* [WHAT TO PRODUCE] Below are the records. List every line holding the word "text".

* [EXERCISE INPUT]
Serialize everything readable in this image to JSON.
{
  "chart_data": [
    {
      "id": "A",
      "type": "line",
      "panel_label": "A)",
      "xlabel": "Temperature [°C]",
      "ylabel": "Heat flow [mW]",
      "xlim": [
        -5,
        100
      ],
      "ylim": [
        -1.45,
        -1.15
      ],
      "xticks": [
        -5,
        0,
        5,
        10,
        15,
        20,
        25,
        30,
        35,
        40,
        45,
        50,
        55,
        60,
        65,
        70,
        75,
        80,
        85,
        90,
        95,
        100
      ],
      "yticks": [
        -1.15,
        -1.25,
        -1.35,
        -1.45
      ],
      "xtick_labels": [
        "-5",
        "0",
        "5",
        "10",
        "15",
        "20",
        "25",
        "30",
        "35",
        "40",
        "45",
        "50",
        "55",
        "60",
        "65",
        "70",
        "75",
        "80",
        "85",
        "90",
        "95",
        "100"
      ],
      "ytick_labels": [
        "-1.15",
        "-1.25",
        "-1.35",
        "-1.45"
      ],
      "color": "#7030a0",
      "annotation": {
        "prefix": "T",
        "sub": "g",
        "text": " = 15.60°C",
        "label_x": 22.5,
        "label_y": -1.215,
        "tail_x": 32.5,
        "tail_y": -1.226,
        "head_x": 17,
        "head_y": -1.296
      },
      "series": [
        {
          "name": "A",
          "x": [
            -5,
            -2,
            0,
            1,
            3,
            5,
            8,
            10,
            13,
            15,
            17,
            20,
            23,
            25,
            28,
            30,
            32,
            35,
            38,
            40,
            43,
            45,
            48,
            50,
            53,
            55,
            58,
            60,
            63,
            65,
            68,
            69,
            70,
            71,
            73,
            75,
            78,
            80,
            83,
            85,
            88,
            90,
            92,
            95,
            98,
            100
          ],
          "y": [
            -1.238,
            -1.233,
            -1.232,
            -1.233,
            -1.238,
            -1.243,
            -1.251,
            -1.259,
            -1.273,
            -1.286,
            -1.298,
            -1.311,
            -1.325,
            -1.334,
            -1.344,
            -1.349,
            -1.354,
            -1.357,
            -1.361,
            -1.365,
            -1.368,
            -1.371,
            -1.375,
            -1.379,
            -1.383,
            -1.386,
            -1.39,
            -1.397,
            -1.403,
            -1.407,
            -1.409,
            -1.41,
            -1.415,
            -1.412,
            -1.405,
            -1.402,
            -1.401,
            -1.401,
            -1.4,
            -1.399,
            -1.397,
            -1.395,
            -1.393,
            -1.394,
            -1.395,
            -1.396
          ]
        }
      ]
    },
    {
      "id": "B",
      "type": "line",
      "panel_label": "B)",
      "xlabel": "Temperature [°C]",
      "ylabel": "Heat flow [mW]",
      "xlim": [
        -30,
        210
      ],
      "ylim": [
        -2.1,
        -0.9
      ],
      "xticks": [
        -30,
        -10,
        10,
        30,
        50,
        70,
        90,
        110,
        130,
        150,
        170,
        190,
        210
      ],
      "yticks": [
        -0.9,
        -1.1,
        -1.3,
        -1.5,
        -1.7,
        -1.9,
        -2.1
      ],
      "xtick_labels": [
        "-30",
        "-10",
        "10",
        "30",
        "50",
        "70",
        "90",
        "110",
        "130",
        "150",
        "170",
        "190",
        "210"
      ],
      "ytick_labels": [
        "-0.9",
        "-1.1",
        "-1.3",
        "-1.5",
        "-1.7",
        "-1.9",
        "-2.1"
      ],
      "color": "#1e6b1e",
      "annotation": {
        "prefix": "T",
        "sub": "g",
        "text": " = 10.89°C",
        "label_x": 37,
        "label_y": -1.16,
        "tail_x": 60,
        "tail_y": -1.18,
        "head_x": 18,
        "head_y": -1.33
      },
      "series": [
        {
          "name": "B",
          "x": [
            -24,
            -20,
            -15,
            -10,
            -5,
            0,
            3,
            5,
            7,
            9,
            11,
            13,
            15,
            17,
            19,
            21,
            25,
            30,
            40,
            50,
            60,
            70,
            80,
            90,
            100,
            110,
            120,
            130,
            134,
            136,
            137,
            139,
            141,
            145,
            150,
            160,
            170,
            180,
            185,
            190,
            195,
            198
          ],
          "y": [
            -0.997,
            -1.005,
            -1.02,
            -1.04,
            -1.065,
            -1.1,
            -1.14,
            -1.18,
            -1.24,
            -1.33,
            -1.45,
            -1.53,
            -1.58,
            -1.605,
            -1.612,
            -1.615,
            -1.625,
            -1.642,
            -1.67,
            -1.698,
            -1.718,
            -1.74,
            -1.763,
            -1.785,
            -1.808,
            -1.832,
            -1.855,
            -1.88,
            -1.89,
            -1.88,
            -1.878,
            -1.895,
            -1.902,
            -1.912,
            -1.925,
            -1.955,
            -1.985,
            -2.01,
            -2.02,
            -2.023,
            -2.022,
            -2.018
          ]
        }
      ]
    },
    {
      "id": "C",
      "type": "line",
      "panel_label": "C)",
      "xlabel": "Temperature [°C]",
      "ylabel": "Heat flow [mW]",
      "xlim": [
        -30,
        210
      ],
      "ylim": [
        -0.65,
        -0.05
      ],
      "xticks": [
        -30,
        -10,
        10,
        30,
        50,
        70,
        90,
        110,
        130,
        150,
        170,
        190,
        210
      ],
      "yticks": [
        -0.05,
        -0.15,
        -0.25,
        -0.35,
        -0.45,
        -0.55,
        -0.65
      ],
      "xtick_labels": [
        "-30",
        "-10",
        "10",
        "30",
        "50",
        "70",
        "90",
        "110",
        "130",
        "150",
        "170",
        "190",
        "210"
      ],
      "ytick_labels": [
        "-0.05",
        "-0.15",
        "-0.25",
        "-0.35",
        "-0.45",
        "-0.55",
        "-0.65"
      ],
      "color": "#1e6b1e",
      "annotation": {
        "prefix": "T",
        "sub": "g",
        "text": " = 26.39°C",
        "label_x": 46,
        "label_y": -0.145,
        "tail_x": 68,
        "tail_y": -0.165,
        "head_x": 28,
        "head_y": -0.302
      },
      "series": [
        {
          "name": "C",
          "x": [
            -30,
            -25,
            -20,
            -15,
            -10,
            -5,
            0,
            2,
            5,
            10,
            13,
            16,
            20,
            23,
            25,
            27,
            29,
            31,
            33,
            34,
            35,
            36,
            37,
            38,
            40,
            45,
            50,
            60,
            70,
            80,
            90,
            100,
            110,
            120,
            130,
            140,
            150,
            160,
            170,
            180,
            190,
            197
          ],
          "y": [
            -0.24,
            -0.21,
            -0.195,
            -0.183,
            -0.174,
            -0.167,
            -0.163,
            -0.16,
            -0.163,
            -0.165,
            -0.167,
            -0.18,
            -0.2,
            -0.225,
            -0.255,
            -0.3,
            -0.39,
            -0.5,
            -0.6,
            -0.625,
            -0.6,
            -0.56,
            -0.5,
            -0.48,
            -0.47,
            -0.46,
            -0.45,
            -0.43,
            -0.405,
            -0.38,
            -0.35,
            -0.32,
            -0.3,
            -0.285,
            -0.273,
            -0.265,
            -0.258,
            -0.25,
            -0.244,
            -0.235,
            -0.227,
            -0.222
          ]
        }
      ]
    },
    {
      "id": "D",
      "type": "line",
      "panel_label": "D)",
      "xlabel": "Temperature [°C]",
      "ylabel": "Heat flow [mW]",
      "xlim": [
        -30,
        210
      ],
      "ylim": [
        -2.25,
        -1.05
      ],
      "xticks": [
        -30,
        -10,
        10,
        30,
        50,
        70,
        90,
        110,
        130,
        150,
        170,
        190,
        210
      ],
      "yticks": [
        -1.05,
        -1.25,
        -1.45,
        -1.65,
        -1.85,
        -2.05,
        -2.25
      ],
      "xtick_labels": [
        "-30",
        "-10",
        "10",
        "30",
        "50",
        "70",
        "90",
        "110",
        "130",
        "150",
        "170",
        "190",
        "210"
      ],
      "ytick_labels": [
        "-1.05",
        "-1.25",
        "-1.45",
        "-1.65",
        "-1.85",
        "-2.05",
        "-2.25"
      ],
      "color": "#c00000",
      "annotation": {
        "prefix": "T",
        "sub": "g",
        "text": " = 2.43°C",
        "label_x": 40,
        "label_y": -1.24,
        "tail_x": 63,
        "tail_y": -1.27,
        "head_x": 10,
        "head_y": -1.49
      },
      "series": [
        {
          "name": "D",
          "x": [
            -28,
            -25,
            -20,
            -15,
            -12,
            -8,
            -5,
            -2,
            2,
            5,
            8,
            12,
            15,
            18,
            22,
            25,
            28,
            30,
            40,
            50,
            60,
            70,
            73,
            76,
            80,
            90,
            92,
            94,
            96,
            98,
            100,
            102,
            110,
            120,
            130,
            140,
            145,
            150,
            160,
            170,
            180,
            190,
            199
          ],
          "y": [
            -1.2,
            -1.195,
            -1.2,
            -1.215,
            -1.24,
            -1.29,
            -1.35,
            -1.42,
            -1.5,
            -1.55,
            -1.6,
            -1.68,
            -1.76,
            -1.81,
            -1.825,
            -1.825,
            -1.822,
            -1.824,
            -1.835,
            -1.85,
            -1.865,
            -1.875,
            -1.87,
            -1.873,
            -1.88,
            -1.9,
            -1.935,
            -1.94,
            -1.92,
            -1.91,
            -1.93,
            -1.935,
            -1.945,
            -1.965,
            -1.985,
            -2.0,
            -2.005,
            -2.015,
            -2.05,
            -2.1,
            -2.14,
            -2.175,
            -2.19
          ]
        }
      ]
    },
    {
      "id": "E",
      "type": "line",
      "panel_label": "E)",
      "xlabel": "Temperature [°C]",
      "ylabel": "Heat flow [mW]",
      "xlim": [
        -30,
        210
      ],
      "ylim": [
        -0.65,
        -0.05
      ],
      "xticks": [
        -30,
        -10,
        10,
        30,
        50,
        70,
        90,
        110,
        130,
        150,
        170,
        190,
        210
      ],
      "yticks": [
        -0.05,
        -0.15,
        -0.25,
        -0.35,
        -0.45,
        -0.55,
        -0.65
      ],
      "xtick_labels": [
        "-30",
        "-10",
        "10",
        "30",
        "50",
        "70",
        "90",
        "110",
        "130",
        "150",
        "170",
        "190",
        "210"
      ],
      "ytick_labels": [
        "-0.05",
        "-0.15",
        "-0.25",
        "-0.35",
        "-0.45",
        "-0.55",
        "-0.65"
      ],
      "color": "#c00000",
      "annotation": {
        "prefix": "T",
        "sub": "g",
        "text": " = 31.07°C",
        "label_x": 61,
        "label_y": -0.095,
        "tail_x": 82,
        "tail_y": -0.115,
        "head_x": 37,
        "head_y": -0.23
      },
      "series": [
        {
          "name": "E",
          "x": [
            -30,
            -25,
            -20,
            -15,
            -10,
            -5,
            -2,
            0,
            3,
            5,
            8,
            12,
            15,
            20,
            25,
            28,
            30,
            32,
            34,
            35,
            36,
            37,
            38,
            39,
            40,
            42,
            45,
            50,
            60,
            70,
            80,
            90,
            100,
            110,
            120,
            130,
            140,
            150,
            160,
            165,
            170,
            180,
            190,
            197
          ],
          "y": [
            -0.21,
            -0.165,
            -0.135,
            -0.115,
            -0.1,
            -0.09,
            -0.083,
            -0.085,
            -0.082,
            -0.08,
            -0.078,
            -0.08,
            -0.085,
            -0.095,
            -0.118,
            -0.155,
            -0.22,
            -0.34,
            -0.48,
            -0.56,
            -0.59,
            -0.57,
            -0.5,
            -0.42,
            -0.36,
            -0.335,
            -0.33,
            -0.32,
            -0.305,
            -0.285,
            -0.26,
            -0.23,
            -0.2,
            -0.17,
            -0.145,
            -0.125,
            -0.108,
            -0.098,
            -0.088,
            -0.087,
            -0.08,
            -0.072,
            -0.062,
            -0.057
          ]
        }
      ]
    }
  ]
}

* [IN RESPONSE]
        "text": " = 15.60°C",
        "text": " = 10.89°C",
        "text": " = 26.39°C",
        "text": " = 2.43°C",
        "text": " = 31.07°C",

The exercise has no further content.